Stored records
****************

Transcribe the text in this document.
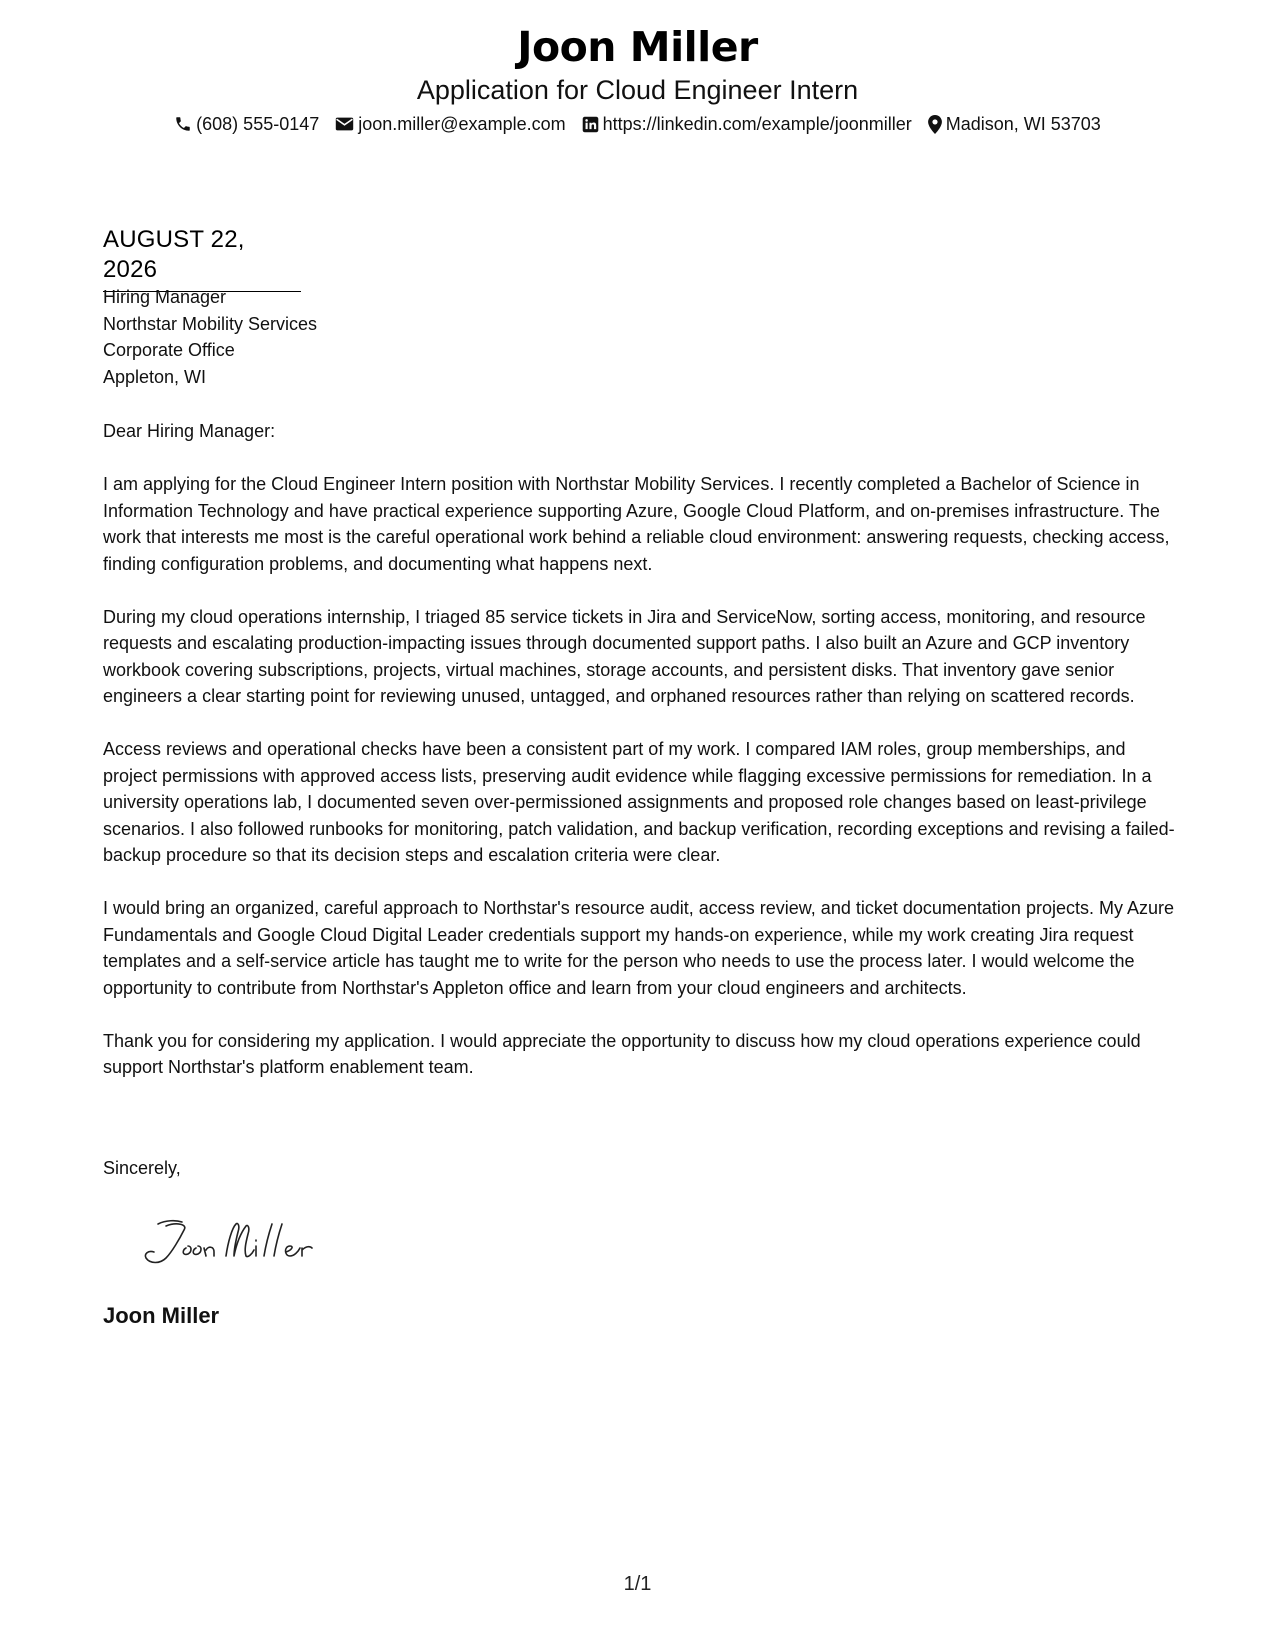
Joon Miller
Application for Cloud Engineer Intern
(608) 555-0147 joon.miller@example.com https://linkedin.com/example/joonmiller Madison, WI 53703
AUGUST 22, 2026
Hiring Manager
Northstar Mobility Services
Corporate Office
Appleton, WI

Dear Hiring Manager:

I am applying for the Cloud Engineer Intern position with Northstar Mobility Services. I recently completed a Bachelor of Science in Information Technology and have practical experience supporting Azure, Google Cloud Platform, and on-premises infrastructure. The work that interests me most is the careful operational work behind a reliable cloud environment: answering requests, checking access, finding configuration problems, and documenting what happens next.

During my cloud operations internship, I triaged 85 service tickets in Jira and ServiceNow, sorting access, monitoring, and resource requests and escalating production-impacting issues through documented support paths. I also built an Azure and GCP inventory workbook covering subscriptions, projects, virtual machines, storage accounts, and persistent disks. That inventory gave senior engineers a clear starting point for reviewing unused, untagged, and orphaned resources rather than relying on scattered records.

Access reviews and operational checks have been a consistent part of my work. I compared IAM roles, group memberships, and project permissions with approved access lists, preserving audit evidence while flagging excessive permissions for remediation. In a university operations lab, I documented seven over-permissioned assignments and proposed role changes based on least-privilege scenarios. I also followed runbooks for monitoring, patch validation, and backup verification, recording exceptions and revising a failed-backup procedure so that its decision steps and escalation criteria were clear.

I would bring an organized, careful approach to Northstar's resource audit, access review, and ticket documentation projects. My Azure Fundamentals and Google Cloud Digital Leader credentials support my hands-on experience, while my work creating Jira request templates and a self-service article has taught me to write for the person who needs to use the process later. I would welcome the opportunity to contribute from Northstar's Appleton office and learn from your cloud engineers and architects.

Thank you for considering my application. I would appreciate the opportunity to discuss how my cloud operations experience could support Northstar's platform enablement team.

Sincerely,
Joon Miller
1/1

****************

*Written task*: Your task is to reproduce all of the material exactly. The pictures stay out.

*Answer for the task*:
Transcribe the text in this document.
Joon Miller
Application for Cloud Engineer Intern
(608) 555-0147 joon.miller@example.com https://linkedin.com/example/joonmiller Madison, WI 53703
AUGUST 22, 2026
Hiring Manager
Northstar Mobility Services
Corporate Office
Appleton, WI

Dear Hiring Manager:

I am applying for the Cloud Engineer Intern position with Northstar Mobility Services. I recently completed a Bachelor of Science in Information Technology and have practical experience supporting Azure, Google Cloud Platform, and on-premises infrastructure. The work that interests me most is the careful operational work behind a reliable cloud environment: answering requests, checking access, finding configuration problems, and documenting what happens next.

During my cloud operations internship, I triaged 85 service tickets in Jira and ServiceNow, sorting access, monitoring, and resource requests and escalating production-impacting issues through documented support paths. I also built an Azure and GCP inventory workbook covering subscriptions, projects, virtual machines, storage accounts, and persistent disks. That inventory gave senior engineers a clear starting point for reviewing unused, untagged, and orphaned resources rather than relying on scattered records.

Access reviews and operational checks have been a consistent part of my work. I compared IAM roles, group memberships, and project permissions with approved access lists, preserving audit evidence while flagging excessive permissions for remediation. In a university operations lab, I documented seven over-permissioned assignments and proposed role changes based on least-privilege scenarios. I also followed runbooks for monitoring, patch validation, and backup verification, recording exceptions and revising a failed-backup procedure so that its decision steps and escalation criteria were clear.

I would bring an organized, careful approach to Northstar's resource audit, access review, and ticket documentation projects. My Azure Fundamentals and Google Cloud Digital Leader credentials support my hands-on experience, while my work creating Jira request templates and a self-service article has taught me to write for the person who needs to use the process later. I would welcome the opportunity to contribute from Northstar's Appleton office and learn from your cloud engineers and architects.

Thank you for considering my application. I would appreciate the opportunity to discuss how my cloud operations experience could support Northstar's platform enablement team.

Sincerely,
Joon Miller
1/1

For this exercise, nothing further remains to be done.